▶ _Exercise aim_
All entries below need to be written out exactly, but without their pictures.

Begin

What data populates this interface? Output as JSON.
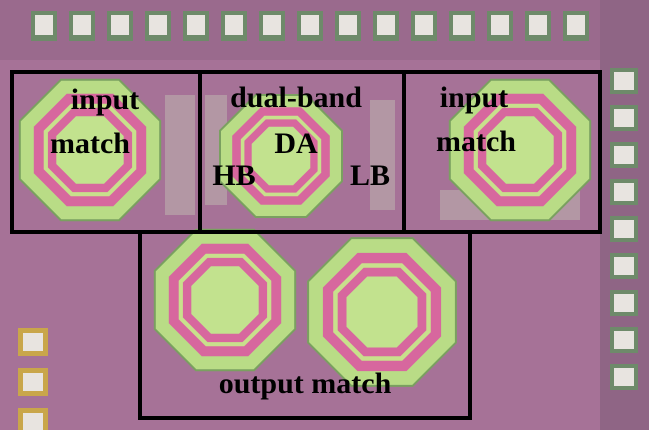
{
  "regions": [
    {
      "lines": [
        "input",
        "match"
      ]
    },
    {
      "lines": [
        "dual-band",
        "DA"
      ],
      "ports": [
        "HB",
        "LB"
      ]
    },
    {
      "lines": [
        "input",
        "match"
      ]
    },
    {
      "lines": [
        "output match"
      ]
    }
  ]
}
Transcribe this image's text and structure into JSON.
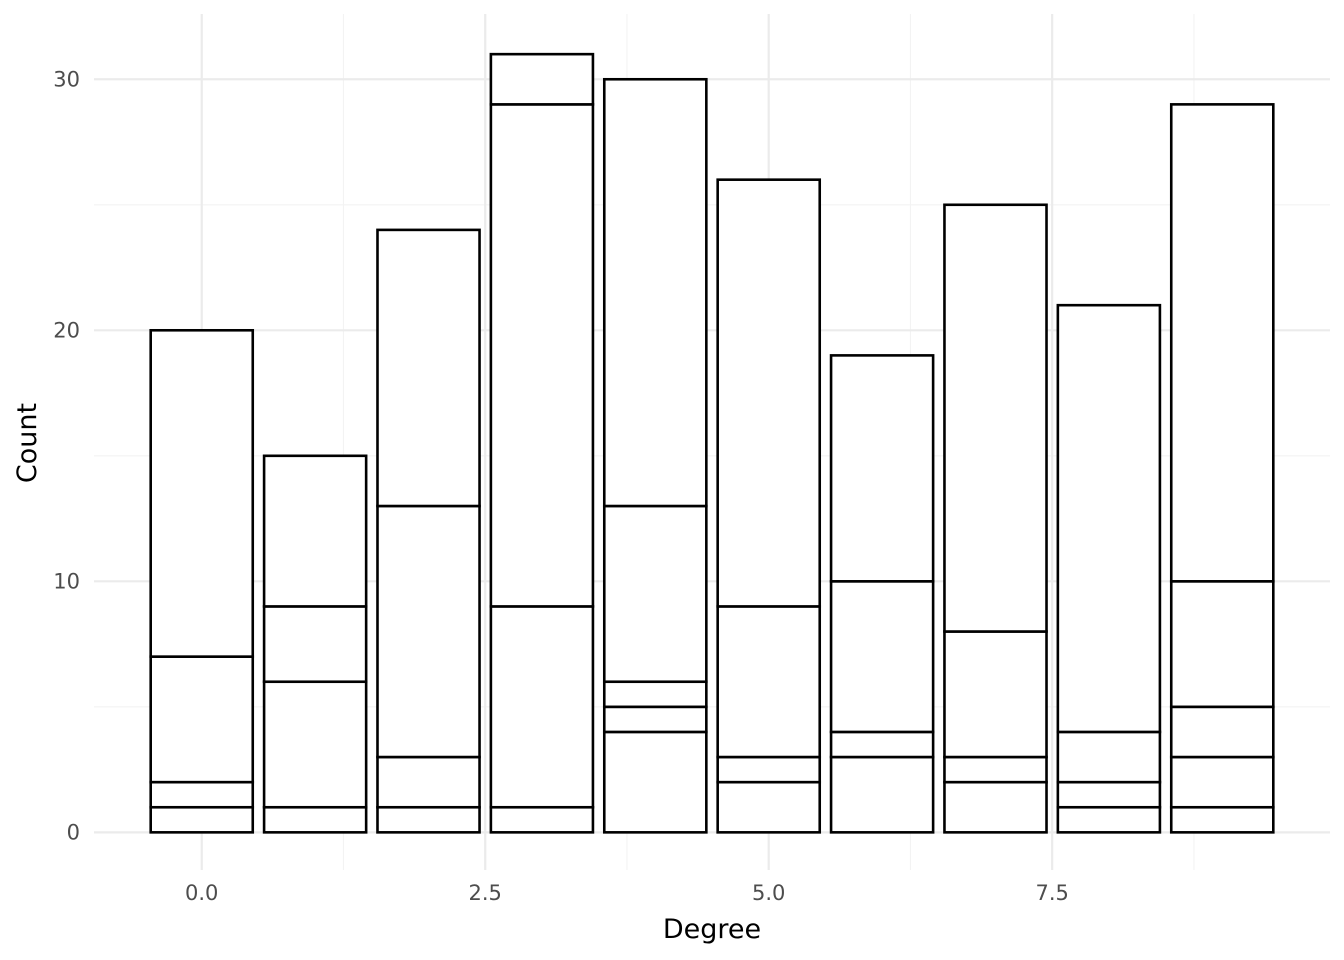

End

▶ _Answer for the task_
What data populates this interface? Output as JSON.
{
  "regions": [
    {
      "lines": [
        "input",
        "match"
      ]
    },
    {
      "lines": [
        "dual-band",
        "DA"
      ],
      "ports": [
        "HB",
        "LB"
      ]
    },
    {
      "lines": [
        "input",
        "match"
      ]
    },
    {
      "lines": [
        "output match"
      ]
    }
  ]
}
Transcribe this image's text and structure into JSON.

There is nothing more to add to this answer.